* [Goal of the exercise]
Copy the listing below word for word, keeping every line and number unchanged.

* [Data shown]
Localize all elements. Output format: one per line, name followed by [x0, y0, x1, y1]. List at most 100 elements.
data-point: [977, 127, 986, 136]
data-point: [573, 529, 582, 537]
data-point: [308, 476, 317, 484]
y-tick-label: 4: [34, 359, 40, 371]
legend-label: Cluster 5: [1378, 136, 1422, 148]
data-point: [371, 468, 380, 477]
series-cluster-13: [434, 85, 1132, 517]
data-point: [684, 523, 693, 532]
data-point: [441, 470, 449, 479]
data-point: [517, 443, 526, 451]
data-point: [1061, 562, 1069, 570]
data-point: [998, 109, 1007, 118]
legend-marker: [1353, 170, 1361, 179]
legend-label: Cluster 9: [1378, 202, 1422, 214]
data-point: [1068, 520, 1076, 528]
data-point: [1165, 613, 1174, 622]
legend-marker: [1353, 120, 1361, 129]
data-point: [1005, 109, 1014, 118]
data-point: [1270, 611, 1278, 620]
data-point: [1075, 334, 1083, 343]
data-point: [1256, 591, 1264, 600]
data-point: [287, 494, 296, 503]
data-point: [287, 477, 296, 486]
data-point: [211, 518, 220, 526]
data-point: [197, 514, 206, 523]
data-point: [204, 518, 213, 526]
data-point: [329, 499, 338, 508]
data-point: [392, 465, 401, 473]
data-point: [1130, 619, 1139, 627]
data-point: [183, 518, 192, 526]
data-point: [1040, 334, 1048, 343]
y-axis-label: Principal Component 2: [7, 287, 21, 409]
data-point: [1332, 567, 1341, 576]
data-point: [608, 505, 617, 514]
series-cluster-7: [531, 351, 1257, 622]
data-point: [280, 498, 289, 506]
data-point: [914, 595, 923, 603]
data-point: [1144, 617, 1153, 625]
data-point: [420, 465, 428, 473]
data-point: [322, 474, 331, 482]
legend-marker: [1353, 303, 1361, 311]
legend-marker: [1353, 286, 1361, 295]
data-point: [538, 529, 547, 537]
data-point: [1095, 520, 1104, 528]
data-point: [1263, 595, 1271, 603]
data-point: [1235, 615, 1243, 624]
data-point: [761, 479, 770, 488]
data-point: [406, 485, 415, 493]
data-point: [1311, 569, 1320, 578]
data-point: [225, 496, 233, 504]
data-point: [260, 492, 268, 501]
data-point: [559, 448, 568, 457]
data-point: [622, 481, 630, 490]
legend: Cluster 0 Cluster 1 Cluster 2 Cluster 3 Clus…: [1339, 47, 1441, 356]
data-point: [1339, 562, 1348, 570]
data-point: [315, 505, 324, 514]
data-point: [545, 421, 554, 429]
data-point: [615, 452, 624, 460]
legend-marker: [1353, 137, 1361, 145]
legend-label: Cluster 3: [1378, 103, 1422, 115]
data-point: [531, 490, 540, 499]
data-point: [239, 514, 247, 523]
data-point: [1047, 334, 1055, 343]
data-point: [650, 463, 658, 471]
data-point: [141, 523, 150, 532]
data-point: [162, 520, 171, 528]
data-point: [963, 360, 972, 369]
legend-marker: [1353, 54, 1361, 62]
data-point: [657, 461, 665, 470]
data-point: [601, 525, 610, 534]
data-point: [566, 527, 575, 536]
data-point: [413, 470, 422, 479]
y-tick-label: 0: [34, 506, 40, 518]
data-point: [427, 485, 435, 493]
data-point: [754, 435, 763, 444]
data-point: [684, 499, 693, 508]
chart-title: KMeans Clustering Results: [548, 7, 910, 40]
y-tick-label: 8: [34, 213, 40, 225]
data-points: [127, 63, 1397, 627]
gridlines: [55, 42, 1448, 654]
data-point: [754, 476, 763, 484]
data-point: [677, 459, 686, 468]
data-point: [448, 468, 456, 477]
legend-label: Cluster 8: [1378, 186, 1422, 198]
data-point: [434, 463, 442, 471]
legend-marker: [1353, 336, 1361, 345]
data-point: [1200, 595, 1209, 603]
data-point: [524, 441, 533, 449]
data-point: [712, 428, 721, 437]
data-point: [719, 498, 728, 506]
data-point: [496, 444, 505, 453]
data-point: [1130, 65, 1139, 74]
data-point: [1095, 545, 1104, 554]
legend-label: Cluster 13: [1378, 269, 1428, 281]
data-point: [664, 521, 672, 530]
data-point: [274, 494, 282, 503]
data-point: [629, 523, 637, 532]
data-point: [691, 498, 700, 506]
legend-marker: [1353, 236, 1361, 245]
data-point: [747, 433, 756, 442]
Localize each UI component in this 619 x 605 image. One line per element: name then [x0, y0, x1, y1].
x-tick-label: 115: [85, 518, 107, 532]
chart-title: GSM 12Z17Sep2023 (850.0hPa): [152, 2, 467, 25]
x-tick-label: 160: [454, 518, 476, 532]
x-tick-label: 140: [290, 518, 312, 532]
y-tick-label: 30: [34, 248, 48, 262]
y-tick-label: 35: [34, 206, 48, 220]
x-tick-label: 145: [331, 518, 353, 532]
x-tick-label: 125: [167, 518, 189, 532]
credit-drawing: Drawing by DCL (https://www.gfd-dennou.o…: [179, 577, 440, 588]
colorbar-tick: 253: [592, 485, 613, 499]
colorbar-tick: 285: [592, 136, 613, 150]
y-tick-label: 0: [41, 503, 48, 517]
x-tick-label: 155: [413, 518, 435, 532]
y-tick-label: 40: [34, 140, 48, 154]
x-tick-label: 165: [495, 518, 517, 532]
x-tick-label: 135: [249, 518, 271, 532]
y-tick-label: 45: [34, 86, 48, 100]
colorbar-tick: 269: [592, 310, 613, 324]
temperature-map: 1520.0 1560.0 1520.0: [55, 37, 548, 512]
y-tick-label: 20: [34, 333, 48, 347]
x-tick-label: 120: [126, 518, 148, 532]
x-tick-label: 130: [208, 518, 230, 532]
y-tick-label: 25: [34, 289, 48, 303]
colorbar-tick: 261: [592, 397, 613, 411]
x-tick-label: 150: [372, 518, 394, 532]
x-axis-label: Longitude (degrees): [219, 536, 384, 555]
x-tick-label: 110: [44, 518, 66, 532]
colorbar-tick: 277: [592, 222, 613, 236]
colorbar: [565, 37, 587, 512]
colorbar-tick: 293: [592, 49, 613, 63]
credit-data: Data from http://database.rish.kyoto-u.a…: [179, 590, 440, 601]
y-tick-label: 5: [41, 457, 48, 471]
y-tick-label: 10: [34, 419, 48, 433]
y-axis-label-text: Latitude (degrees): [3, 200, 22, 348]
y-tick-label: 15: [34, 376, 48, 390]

* [Right answer]
Localize all elements. Output format: one per line, name followed by [x0, y0, x1, y1]. List at most 100 elements.
data-point: [977, 127, 986, 136]
data-point: [573, 529, 582, 537]
data-point: [308, 476, 317, 484]
y-tick-label: 4: [34, 359, 40, 371]
legend-label: Cluster 5: [1378, 136, 1422, 148]
data-point: [371, 468, 380, 477]
series-cluster-13: [434, 85, 1132, 517]
data-point: [684, 523, 693, 532]
data-point: [441, 470, 449, 479]
data-point: [517, 443, 526, 451]
data-point: [1061, 562, 1069, 570]
data-point: [998, 109, 1007, 118]
legend-marker: [1353, 170, 1361, 179]
legend-label: Cluster 9: [1378, 202, 1422, 214]
data-point: [1068, 520, 1076, 528]
data-point: [1165, 613, 1174, 622]
legend-marker: [1353, 120, 1361, 129]
data-point: [1005, 109, 1014, 118]
data-point: [1270, 611, 1278, 620]
data-point: [1075, 334, 1083, 343]
data-point: [1256, 591, 1264, 600]
data-point: [287, 494, 296, 503]
data-point: [287, 477, 296, 486]
data-point: [211, 518, 220, 526]
data-point: [197, 514, 206, 523]
data-point: [204, 518, 213, 526]
data-point: [329, 499, 338, 508]
data-point: [392, 465, 401, 473]
data-point: [1130, 619, 1139, 627]
data-point: [183, 518, 192, 526]
data-point: [1040, 334, 1048, 343]
y-axis-label: Principal Component 2: [7, 287, 21, 409]
data-point: [1332, 567, 1341, 576]
data-point: [608, 505, 617, 514]
series-cluster-7: [531, 351, 1257, 622]
data-point: [280, 498, 289, 506]
data-point: [914, 595, 923, 603]
data-point: [1144, 617, 1153, 625]
data-point: [420, 465, 428, 473]
data-point: [322, 474, 331, 482]
legend-marker: [1353, 303, 1361, 311]
legend-marker: [1353, 286, 1361, 295]
data-point: [538, 529, 547, 537]
data-point: [1095, 520, 1104, 528]
data-point: [1263, 595, 1271, 603]
data-point: [1235, 615, 1243, 624]
data-point: [761, 479, 770, 488]
data-point: [406, 485, 415, 493]
data-point: [1311, 569, 1320, 578]
data-point: [225, 496, 233, 504]
data-point: [260, 492, 268, 501]
data-point: [559, 448, 568, 457]
data-point: [622, 481, 630, 490]
legend: Cluster 0 Cluster 1 Cluster 2 Cluster 3 Clus…: [1339, 47, 1441, 356]
data-point: [1339, 562, 1348, 570]
data-point: [315, 505, 324, 514]
data-point: [545, 421, 554, 429]
data-point: [615, 452, 624, 460]
legend-marker: [1353, 137, 1361, 145]
legend-label: Cluster 3: [1378, 103, 1422, 115]
data-point: [531, 490, 540, 499]
data-point: [239, 514, 247, 523]
data-point: [1047, 334, 1055, 343]
data-point: [650, 463, 658, 471]
data-point: [141, 523, 150, 532]
data-point: [162, 520, 171, 528]
data-point: [963, 360, 972, 369]
legend-marker: [1353, 54, 1361, 62]
data-point: [657, 461, 665, 470]
data-point: [601, 525, 610, 534]
data-point: [566, 527, 575, 536]
data-point: [413, 470, 422, 479]
y-tick-label: 0: [34, 506, 40, 518]
data-point: [427, 485, 435, 493]
data-point: [754, 435, 763, 444]
data-point: [684, 499, 693, 508]
chart-title: KMeans Clustering Results: [548, 7, 910, 40]
y-tick-label: 8: [34, 213, 40, 225]
data-points: [127, 63, 1397, 627]
gridlines: [55, 42, 1448, 654]
data-point: [754, 476, 763, 484]
data-point: [677, 459, 686, 468]
data-point: [448, 468, 456, 477]
legend-label: Cluster 8: [1378, 186, 1422, 198]
data-point: [434, 463, 442, 471]
legend-marker: [1353, 336, 1361, 345]
data-point: [1200, 595, 1209, 603]
data-point: [524, 441, 533, 449]
data-point: [712, 428, 721, 437]
data-point: [719, 498, 728, 506]
data-point: [496, 444, 505, 453]
data-point: [1130, 65, 1139, 74]
data-point: [1095, 545, 1104, 554]
legend-label: Cluster 13: [1378, 269, 1428, 281]
data-point: [664, 521, 672, 530]
data-point: [274, 494, 282, 503]
data-point: [629, 523, 637, 532]
data-point: [691, 498, 700, 506]
legend-marker: [1353, 236, 1361, 245]
data-point: [747, 433, 756, 442]
Localize each UI component in this 619 x 605 image. One line per element: name then [x0, y0, x1, y1].
x-tick-label: 115: [85, 518, 107, 532]
chart-title: GSM 12Z17Sep2023 (850.0hPa): [152, 2, 467, 25]
x-tick-label: 160: [454, 518, 476, 532]
x-tick-label: 140: [290, 518, 312, 532]
y-tick-label: 30: [34, 248, 48, 262]
y-tick-label: 35: [34, 206, 48, 220]
x-tick-label: 145: [331, 518, 353, 532]
x-tick-label: 125: [167, 518, 189, 532]
credit-drawing: Drawing by DCL (https://www.gfd-dennou.o…: [179, 577, 440, 588]
colorbar-tick: 253: [592, 485, 613, 499]
colorbar-tick: 285: [592, 136, 613, 150]
y-tick-label: 0: [41, 503, 48, 517]
x-tick-label: 155: [413, 518, 435, 532]
y-tick-label: 40: [34, 140, 48, 154]
x-tick-label: 165: [495, 518, 517, 532]
x-tick-label: 135: [249, 518, 271, 532]
y-tick-label: 45: [34, 86, 48, 100]
colorbar-tick: 269: [592, 310, 613, 324]
temperature-map: 1520.0 1560.0 1520.0: [55, 37, 548, 512]
y-tick-label: 20: [34, 333, 48, 347]
x-tick-label: 120: [126, 518, 148, 532]
x-tick-label: 130: [208, 518, 230, 532]
y-tick-label: 25: [34, 289, 48, 303]
colorbar-tick: 261: [592, 397, 613, 411]
x-tick-label: 150: [372, 518, 394, 532]
x-axis-label: Longitude (degrees): [219, 536, 384, 555]
x-tick-label: 110: [44, 518, 66, 532]
colorbar-tick: 277: [592, 222, 613, 236]
colorbar: [565, 37, 587, 512]
colorbar-tick: 293: [592, 49, 613, 63]
credit-data: Data from http://database.rish.kyoto-u.a…: [179, 590, 440, 601]
y-tick-label: 5: [41, 457, 48, 471]
y-tick-label: 10: [34, 419, 48, 433]
y-axis-label-text: Latitude (degrees): [3, 200, 22, 348]
y-tick-label: 15: [34, 376, 48, 390]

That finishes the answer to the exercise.